## What the task asks
Edit the items below so that every "x-tick-label" becomes "x-axis-label" and nothing else changes. Leave the pictures out of your answer.

+++ Supplied data +++

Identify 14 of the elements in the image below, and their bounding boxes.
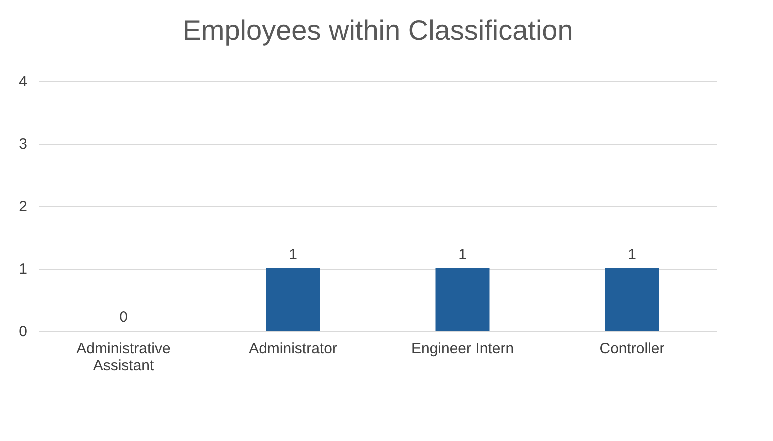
x-tick-label: Engineer Intern	[411, 340, 514, 358]
y-tick-label: 3	[19, 136, 28, 153]
y-tick-label: 0	[19, 324, 28, 340]
x-tick-label: Administrative Assistant	[76, 340, 171, 374]
y-tick-label: 2	[19, 198, 28, 216]
data-label: 0	[120, 309, 128, 326]
x-tick-label: Controller	[600, 340, 665, 358]
y-tick-label: 4	[19, 74, 28, 90]
x-tick-label: Administrator	[249, 340, 338, 358]
chart-title: Employees within Classification	[182, 15, 574, 46]
data-label: 1	[289, 246, 298, 264]
data-label: 1	[458, 246, 467, 264]
data-label: 1	[628, 246, 636, 264]
y-tick-label: 1	[19, 261, 28, 278]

+++

## Response
Identify 14 of the elements in the image below, and their bounding boxes.
x-axis-label: Engineer Intern	[411, 340, 514, 358]
y-tick-label: 3	[19, 136, 28, 153]
y-tick-label: 0	[19, 324, 28, 340]
x-axis-label: Administrative Assistant	[76, 340, 171, 374]
y-tick-label: 2	[19, 198, 28, 216]
data-label: 0	[120, 309, 128, 326]
x-axis-label: Controller	[600, 340, 665, 358]
y-tick-label: 4	[19, 74, 28, 90]
x-axis-label: Administrator	[249, 340, 338, 358]
chart-title: Employees within Classification	[182, 15, 574, 46]
data-label: 1	[289, 246, 298, 264]
data-label: 1	[458, 246, 467, 264]
data-label: 1	[628, 246, 636, 264]
y-tick-label: 1	[19, 261, 28, 278]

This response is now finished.